> Your instructions
Copy each line of the records that holds the string "nanodocs".

Excerpt from a dataset:
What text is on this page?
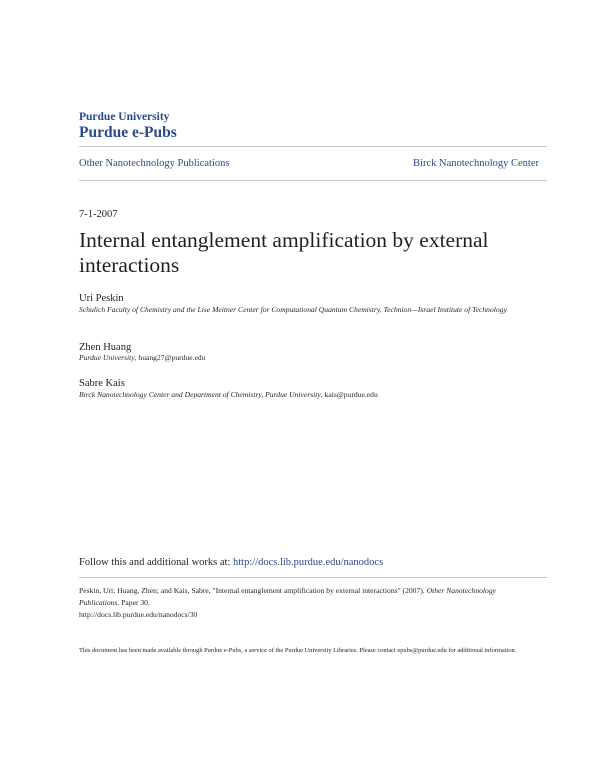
Purdue University
Purdue e-Pubs
Other Nanotechnology Publications	Birck Nanotechnology Center
7-1-2007
Internal entanglement amplification by external interactions
Uri Peskin
Schulich Faculty of Chemistry and the Lise Meitner Center for Computational Quantum Chemistry, Technion—Israel Institute of Technology
Zhen Huang
Purdue University, huang27@purdue.edu
Sabre Kais
Birck Nanotechnology Center and Department of Chemistry, Purdue University, kais@purdue.edu
Follow this and additional works at: http://docs.lib.purdue.edu/nanodocs
Peskin, Uri; Huang, Zhen; and Kais, Sabre, "Internal entanglement amplification by external interactions" (2007). Other Nanotechnology Publications. Paper 30.
http://docs.lib.purdue.edu/nanodocs/30
This document has been made available through Purdue e-Pubs, a service of the Purdue University Libraries. Please contact epubs@purdue.edu for additional information.
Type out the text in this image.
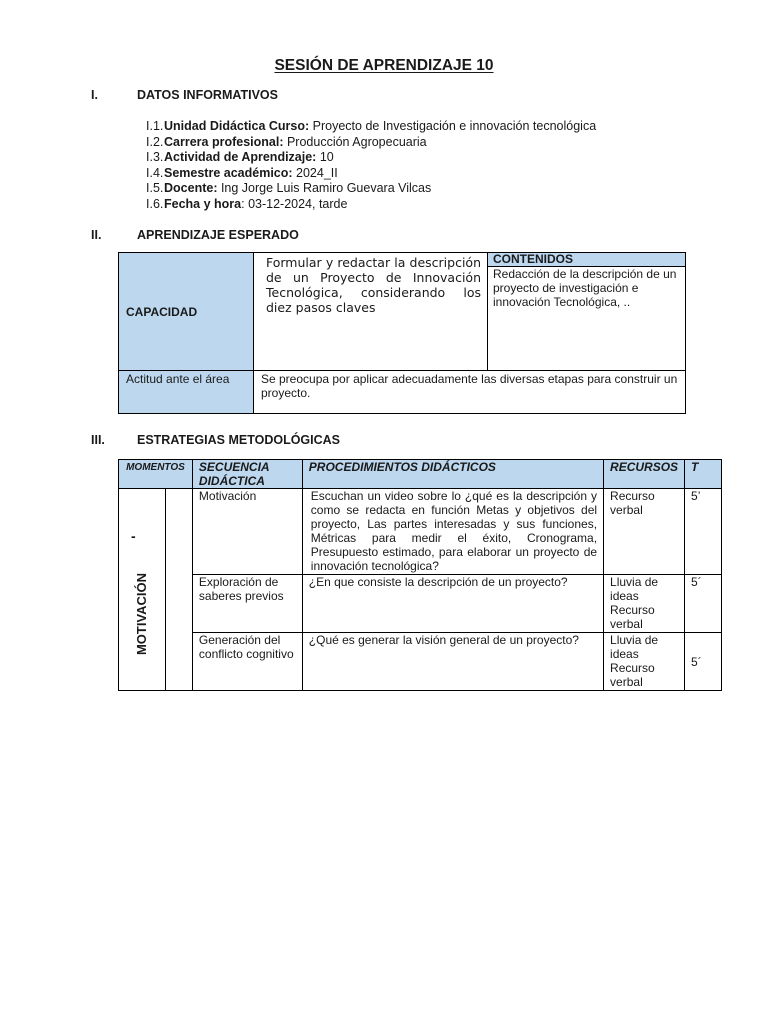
SESIÓN DE APRENDIZAJE 10
I.	DATOS INFORMATIVOS
I.1.Unidad Didáctica Curso: Proyecto de Investigación e innovación tecnológica
I.2.Carrera profesional: Producción Agropecuaria
I.3.Actividad de Aprendizaje: 10
I.4.Semestre académico: 2024_II
I.5.Docente: Ing Jorge Luis Ramiro Guevara Vilcas
I.6.Fecha y hora: 03-12-2024, tarde
II.	APRENDIZAJE ESPERADO
CAPACIDAD	Formular y redactar la descripción de un Proyecto de Innovación Tecnológica, considerando los diez pasos claves	CONTENIDOS
		Redacción de la descripción de un proyecto de investigación e innovación Tecnológica, ..
Actitud ante el área	Se preocupa por aplicar adecuadamente las diversas etapas para construir un proyecto.	
III.	ESTRATEGIAS METODOLÓGICAS
MOMENTOS		SECUENCIA DIDÁCTICA	PROCEDIMIENTOS DIDÁCTICOS	RECURSOS	T

-
MOTIVACIÓN		Motivación	Escuchan un video sobre lo ¿qué es la descripción y como se redacta en función Metas y objetivos del proyecto, Las partes interesadas y sus funciones, Métricas para medir el éxito, Cronograma, Presupuesto estimado, para elaborar un proyecto de innovación tecnológica?	Recurso verbal	5’
		Exploración de saberes previos	¿En que consiste la descripción de un proyecto?	Lluvia de ideas Recurso verbal	5´
		Generación del conflicto cognitivo	¿Qué es generar la visión general de un proyecto?	Lluvia de ideas Recurso verbal	5´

> Solution to the exercise
Follow this and additional works at: http://docs.lib.purdue.edu/nanodocs
http://docs.lib.purdue.edu/nanodocs/30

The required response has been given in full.